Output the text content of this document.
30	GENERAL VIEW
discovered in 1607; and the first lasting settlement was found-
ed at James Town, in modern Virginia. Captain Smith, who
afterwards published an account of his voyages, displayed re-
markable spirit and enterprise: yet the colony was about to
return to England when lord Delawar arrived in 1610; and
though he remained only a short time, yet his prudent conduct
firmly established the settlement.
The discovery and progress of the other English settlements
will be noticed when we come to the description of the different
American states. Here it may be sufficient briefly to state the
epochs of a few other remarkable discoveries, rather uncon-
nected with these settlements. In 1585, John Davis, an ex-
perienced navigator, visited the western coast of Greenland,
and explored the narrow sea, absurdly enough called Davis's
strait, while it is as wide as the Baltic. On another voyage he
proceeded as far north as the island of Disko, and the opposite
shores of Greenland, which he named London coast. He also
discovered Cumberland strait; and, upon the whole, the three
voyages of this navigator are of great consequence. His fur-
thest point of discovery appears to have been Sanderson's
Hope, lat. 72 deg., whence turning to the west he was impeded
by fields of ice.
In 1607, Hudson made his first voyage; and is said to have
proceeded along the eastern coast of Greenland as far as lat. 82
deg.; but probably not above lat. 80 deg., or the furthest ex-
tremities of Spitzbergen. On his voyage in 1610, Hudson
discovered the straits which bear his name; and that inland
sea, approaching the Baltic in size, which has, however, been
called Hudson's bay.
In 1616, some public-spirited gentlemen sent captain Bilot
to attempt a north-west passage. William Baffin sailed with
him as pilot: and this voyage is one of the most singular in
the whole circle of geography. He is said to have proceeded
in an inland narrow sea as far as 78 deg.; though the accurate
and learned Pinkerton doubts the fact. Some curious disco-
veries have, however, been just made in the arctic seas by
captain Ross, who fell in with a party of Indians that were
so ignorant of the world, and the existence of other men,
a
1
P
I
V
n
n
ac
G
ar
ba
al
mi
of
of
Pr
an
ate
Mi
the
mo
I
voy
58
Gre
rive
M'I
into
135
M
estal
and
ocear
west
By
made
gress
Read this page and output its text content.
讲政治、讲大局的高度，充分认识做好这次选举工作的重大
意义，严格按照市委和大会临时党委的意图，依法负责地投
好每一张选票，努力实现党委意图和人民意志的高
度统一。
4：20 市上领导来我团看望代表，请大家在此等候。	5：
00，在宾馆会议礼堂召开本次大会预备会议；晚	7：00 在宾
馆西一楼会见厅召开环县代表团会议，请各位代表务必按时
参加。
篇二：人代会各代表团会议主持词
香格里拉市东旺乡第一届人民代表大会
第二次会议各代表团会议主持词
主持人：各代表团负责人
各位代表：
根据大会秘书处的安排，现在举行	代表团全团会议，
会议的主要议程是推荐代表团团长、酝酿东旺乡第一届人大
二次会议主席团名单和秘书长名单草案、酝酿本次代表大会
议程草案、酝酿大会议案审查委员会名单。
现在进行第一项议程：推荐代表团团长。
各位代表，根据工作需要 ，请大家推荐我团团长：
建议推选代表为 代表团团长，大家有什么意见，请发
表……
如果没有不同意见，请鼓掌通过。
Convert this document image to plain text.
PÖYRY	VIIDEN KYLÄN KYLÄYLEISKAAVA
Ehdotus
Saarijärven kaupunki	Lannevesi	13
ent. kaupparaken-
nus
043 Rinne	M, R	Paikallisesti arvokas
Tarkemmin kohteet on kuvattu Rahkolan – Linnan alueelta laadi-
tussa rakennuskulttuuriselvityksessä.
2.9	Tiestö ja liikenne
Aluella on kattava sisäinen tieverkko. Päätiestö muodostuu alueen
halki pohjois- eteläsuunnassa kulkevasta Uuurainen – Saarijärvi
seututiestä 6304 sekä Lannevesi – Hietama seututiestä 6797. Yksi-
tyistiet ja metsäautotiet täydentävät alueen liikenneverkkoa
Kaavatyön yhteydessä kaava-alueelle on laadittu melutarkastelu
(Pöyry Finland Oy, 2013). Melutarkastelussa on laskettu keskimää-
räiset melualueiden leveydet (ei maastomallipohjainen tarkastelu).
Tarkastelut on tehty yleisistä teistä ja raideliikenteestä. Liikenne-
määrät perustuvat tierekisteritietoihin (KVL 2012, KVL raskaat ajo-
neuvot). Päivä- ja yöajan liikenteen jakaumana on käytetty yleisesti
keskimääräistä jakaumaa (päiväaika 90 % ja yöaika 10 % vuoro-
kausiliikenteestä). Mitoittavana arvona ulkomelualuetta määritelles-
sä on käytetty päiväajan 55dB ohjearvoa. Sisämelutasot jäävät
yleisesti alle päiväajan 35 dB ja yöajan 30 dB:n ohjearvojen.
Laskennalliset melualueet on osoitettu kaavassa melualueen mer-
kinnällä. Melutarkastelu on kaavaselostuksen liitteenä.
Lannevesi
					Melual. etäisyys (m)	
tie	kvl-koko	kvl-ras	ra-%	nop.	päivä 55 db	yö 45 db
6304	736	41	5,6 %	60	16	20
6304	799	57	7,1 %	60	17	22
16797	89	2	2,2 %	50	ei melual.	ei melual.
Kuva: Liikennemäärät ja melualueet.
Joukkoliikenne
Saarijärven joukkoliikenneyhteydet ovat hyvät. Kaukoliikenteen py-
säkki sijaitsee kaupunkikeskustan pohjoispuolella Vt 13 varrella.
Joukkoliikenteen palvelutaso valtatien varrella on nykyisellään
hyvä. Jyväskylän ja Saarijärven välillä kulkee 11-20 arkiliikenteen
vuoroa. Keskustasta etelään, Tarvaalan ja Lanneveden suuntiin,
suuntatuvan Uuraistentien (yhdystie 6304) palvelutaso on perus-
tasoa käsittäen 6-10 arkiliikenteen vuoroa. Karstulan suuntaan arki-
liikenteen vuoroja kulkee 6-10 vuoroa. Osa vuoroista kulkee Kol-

» What you have to do:
Going through the data above, count the lines where the string "coast" appears, and answer with only that number.

» Answer below:
3